____ Records shown

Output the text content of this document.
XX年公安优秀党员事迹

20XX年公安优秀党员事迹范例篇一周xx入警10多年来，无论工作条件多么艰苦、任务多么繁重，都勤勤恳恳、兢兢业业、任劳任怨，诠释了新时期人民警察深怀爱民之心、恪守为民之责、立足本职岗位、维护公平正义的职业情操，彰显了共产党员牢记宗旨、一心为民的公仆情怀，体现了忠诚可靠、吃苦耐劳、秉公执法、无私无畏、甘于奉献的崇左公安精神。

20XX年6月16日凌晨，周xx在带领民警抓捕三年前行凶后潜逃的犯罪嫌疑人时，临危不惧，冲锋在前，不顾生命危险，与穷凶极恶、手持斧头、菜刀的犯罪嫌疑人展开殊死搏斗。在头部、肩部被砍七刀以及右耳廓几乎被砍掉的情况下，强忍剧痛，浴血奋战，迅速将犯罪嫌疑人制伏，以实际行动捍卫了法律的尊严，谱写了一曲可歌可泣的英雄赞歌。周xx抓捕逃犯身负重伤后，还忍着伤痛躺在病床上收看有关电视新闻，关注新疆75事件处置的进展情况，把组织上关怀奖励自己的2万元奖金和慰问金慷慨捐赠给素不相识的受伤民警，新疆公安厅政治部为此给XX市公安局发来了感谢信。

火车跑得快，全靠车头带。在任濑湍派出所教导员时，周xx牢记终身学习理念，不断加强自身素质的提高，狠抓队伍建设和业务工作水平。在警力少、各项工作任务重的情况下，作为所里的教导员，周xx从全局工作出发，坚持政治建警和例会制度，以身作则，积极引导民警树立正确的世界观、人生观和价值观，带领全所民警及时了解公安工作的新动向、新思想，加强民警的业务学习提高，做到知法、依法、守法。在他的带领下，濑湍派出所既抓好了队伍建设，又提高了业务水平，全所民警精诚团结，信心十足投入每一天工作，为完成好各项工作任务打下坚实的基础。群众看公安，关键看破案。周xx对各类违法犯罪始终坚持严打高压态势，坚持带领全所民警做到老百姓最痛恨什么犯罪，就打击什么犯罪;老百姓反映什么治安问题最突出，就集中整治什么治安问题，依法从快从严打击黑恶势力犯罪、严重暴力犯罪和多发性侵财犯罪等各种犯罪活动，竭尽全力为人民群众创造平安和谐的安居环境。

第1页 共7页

________

## The problem
Copy out each line exactly as written.

## Written response
Output the text content of this document.
XX年公安优秀党员事迹

20XX年公安优秀党员事迹范例篇一周xx入警10多年来，无论工作条件多么艰苦、任务多么繁重，都勤勤恳恳、兢兢业业、任劳任怨，诠释了新时期人民警察深怀爱民之心、恪守为民之责、立足本职岗位、维护公平正义的职业情操，彰显了共产党员牢记宗旨、一心为民的公仆情怀，体现了忠诚可靠、吃苦耐劳、秉公执法、无私无畏、甘于奉献的崇左公安精神。

20XX年6月16日凌晨，周xx在带领民警抓捕三年前行凶后潜逃的犯罪嫌疑人时，临危不惧，冲锋在前，不顾生命危险，与穷凶极恶、手持斧头、菜刀的犯罪嫌疑人展开殊死搏斗。在头部、肩部被砍七刀以及右耳廓几乎被砍掉的情况下，强忍剧痛，浴血奋战，迅速将犯罪嫌疑人制伏，以实际行动捍卫了法律的尊严，谱写了一曲可歌可泣的英雄赞歌。周xx抓捕逃犯身负重伤后，还忍着伤痛躺在病床上收看有关电视新闻，关注新疆75事件处置的进展情况，把组织上关怀奖励自己的2万元奖金和慰问金慷慨捐赠给素不相识的受伤民警，新疆公安厅政治部为此给XX市公安局发来了感谢信。

火车跑得快，全靠车头带。在任濑湍派出所教导员时，周xx牢记终身学习理念，不断加强自身素质的提高，狠抓队伍建设和业务工作水平。在警力少、各项工作任务重的情况下，作为所里的教导员，周xx从全局工作出发，坚持政治建警和例会制度，以身作则，积极引导民警树立正确的世界观、人生观和价值观，带领全所民警及时了解公安工作的新动向、新思想，加强民警的业务学习提高，做到知法、依法、守法。在他的带领下，濑湍派出所既抓好了队伍建设，又提高了业务水平，全所民警精诚团结，信心十足投入每一天工作，为完成好各项工作任务打下坚实的基础。群众看公安，关键看破案。周xx对各类违法犯罪始终坚持严打高压态势，坚持带领全所民警做到老百姓最痛恨什么犯罪，就打击什么犯罪;老百姓反映什么治安问题最突出，就集中整治什么治安问题，依法从快从严打击黑恶势力犯罪、严重暴力犯罪和多发性侵财犯罪等各种犯罪活动，竭尽全力为人民群众创造平安和谐的安居环境。

第1页 共7页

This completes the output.